--- start of EXTRACTED MATERIAL ---

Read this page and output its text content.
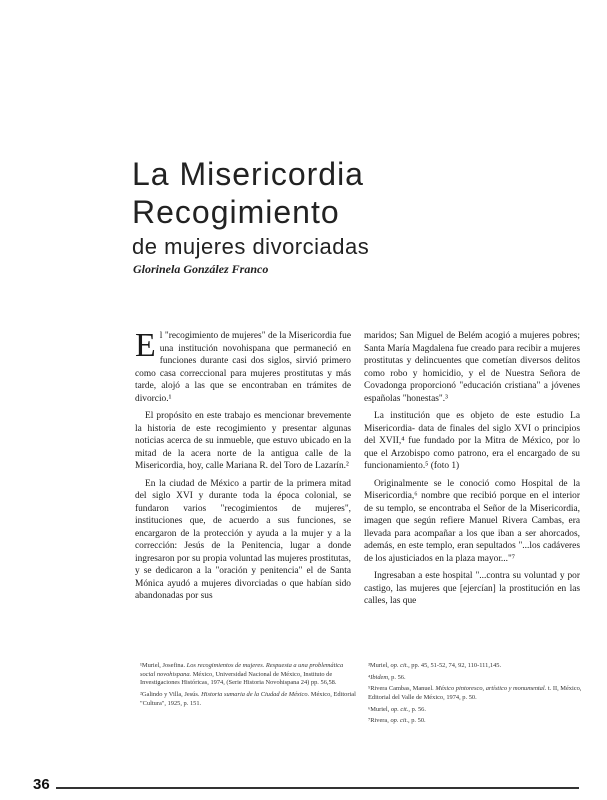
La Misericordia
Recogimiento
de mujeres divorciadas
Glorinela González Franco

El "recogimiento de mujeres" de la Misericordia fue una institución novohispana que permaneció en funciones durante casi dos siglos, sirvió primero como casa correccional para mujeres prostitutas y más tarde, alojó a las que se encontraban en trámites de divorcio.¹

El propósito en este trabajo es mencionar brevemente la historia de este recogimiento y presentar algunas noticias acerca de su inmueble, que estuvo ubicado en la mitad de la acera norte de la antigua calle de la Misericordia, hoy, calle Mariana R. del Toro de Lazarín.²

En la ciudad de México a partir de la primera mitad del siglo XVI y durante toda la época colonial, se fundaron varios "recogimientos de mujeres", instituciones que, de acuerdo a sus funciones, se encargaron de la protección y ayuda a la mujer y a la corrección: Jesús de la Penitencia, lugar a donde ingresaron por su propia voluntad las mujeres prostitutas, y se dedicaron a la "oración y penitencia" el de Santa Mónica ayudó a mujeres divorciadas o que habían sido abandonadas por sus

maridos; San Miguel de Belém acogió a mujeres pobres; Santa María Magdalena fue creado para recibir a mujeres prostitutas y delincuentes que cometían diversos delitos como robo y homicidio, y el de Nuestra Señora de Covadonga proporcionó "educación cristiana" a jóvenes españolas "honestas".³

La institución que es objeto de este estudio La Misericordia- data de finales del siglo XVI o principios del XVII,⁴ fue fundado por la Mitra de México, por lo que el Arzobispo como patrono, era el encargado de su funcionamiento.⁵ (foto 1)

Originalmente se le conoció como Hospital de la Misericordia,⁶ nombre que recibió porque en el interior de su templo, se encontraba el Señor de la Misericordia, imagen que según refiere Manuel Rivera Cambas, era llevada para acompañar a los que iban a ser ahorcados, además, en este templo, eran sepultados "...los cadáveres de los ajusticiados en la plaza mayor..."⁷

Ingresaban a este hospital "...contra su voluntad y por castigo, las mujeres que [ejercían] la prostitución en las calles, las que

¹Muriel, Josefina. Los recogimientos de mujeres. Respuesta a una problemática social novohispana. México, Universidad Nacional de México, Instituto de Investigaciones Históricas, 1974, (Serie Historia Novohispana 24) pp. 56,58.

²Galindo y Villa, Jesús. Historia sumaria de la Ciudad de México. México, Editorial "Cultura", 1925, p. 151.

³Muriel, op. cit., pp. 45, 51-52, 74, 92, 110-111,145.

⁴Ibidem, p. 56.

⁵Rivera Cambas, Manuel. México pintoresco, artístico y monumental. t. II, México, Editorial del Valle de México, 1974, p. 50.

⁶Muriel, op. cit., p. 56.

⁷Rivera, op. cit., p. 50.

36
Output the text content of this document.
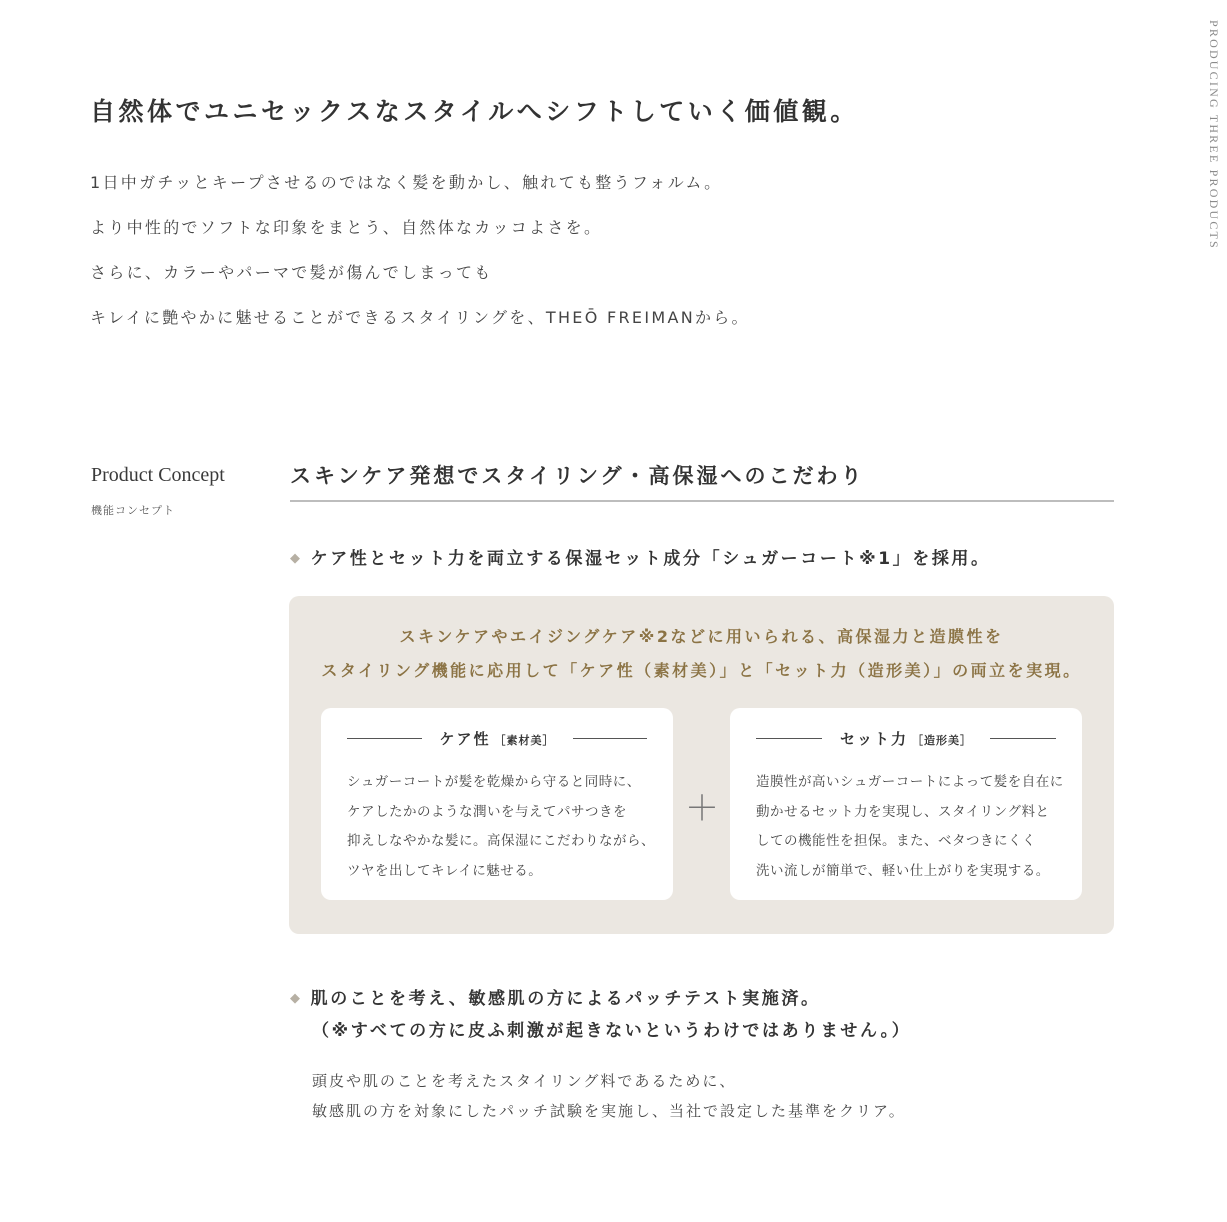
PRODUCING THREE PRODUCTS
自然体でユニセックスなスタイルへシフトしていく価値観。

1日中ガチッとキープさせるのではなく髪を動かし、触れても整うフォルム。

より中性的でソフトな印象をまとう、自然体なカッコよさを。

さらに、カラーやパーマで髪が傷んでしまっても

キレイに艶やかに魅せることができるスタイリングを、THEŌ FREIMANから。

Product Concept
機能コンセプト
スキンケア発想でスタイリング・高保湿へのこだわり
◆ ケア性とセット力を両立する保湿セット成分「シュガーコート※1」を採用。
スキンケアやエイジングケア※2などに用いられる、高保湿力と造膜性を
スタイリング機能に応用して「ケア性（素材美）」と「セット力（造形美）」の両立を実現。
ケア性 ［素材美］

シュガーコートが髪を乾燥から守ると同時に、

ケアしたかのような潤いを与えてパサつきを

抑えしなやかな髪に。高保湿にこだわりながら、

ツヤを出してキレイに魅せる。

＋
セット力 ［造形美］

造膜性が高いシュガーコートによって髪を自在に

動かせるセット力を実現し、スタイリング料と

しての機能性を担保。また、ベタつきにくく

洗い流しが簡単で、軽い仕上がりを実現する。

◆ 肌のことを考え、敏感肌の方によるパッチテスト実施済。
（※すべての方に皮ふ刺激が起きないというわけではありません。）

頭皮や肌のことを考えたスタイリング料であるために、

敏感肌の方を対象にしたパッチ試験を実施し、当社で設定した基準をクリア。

--- end of EXTRACTED MATERIAL ---
--- start of EXTRACTED MATERIAL ---

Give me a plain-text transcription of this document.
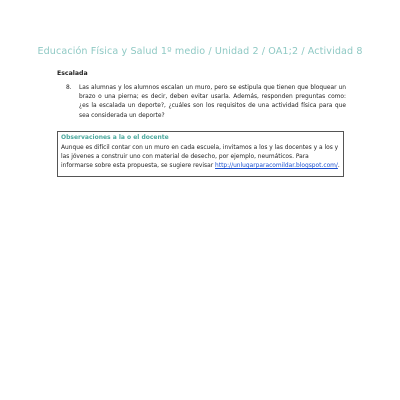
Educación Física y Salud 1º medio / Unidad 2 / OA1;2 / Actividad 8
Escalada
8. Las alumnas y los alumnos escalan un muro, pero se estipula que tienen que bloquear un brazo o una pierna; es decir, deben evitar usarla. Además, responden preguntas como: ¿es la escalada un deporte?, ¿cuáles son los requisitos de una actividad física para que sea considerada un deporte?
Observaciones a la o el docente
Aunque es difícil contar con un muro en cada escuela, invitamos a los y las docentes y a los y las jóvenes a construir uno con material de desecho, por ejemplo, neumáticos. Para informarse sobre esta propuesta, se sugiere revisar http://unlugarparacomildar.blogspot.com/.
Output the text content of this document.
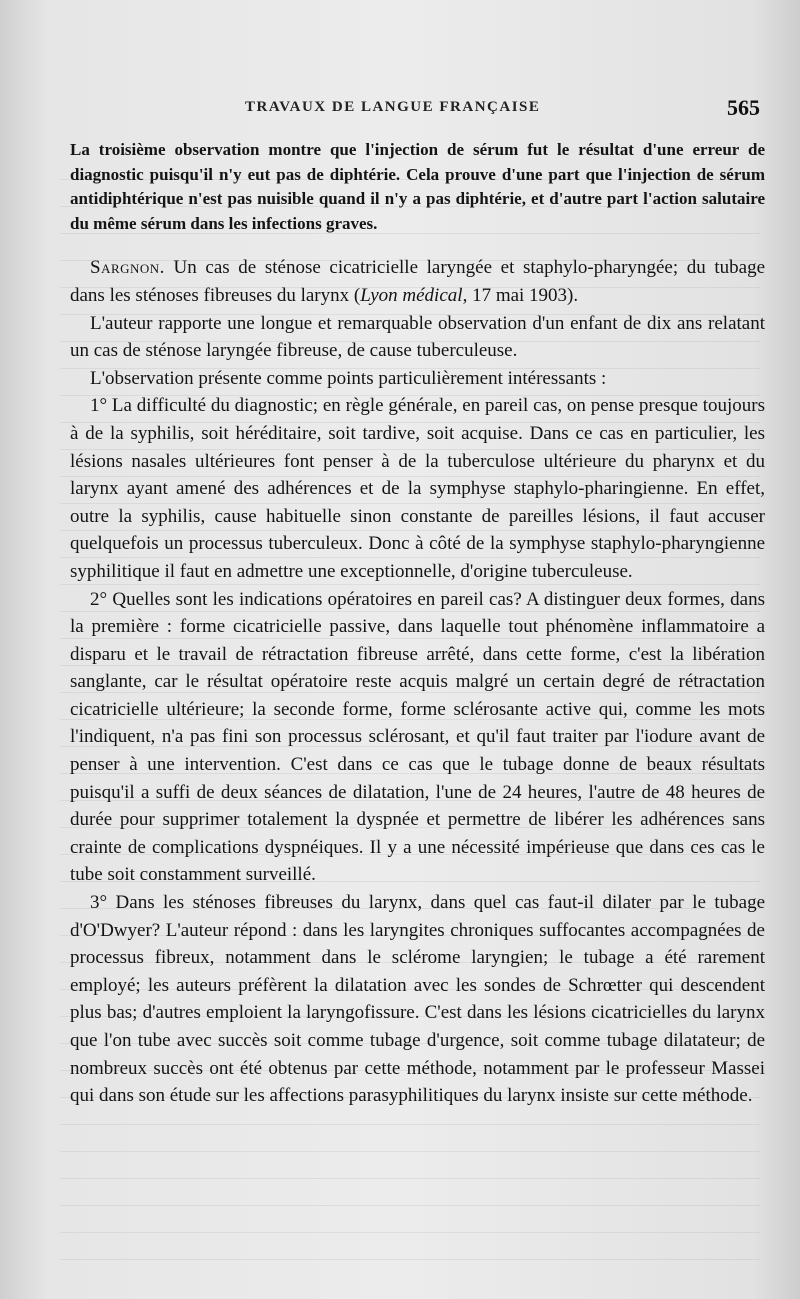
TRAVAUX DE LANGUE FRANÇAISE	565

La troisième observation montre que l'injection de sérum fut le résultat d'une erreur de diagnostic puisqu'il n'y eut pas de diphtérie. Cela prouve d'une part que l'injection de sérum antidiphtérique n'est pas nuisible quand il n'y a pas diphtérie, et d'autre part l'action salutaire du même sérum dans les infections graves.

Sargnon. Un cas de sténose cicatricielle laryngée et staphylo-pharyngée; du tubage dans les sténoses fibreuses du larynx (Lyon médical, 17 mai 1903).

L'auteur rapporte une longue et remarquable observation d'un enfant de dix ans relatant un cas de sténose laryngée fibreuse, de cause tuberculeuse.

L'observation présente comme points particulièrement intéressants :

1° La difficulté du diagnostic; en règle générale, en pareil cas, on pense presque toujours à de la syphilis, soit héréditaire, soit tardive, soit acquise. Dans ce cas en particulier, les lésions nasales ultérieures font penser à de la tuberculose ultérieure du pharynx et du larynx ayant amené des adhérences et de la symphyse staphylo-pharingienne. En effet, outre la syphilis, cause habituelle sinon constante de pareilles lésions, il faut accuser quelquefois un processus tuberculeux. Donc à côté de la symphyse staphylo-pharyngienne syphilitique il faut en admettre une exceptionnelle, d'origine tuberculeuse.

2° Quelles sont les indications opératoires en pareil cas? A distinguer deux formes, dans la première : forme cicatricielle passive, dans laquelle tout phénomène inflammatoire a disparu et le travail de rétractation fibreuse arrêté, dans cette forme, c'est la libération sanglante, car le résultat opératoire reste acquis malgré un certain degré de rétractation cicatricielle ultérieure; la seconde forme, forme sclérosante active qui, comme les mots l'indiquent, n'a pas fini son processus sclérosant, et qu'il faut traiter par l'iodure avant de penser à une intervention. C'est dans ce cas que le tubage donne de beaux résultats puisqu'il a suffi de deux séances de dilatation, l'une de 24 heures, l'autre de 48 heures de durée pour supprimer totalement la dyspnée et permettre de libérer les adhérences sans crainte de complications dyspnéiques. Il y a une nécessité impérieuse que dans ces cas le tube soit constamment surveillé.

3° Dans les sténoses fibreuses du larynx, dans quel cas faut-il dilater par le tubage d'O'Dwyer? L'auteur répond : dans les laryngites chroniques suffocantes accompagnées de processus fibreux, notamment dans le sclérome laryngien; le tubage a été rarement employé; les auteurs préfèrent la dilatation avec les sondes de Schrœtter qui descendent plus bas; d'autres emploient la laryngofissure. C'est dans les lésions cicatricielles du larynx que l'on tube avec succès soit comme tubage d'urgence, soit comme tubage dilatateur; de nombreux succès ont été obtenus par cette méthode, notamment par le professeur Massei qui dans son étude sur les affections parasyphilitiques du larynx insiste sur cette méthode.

--- end of EXTRACTED MATERIAL ---
--- start of EXTRACTED MATERIAL ---

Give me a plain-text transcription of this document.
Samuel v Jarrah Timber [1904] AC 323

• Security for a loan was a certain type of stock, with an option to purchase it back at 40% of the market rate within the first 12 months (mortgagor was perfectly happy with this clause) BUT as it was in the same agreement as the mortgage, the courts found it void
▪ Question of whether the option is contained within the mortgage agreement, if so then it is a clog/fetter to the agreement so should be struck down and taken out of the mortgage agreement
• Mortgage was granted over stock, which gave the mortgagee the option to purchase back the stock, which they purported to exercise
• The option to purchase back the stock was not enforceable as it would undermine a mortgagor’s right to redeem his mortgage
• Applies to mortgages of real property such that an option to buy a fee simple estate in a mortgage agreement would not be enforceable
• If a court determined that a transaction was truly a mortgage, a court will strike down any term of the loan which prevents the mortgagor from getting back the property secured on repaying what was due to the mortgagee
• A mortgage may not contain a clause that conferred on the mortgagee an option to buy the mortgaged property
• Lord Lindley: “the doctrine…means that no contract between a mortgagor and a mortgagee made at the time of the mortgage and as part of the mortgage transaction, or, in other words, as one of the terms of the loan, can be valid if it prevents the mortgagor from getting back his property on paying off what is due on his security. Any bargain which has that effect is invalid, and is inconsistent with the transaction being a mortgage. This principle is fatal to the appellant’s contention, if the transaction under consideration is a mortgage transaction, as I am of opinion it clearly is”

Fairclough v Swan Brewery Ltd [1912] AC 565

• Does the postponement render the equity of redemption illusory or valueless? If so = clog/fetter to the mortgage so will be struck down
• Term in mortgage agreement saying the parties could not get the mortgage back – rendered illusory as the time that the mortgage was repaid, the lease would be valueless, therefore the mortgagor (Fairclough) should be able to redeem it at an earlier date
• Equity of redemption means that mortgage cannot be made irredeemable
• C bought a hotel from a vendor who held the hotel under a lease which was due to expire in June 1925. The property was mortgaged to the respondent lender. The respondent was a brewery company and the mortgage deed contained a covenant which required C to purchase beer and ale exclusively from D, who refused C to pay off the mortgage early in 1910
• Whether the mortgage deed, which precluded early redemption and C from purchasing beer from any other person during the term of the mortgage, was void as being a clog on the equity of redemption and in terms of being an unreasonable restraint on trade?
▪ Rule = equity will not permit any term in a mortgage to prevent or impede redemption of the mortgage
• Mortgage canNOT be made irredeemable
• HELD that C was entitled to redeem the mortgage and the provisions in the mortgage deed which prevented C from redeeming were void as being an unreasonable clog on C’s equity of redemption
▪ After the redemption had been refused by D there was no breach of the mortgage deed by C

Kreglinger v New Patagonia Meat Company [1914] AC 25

--- end of EXTRACTED MATERIAL ---

Extract all lines that hold the word "enforceable".

SOLUTION FOR THIS EXERCISE:
• The option to purchase back the stock was not enforceable as it would undermine a mortgagor’s right to redeem his mortgage
• Applies to mortgages of real property such that an option to buy a fee simple estate in a mortgage agreement would not be enforceable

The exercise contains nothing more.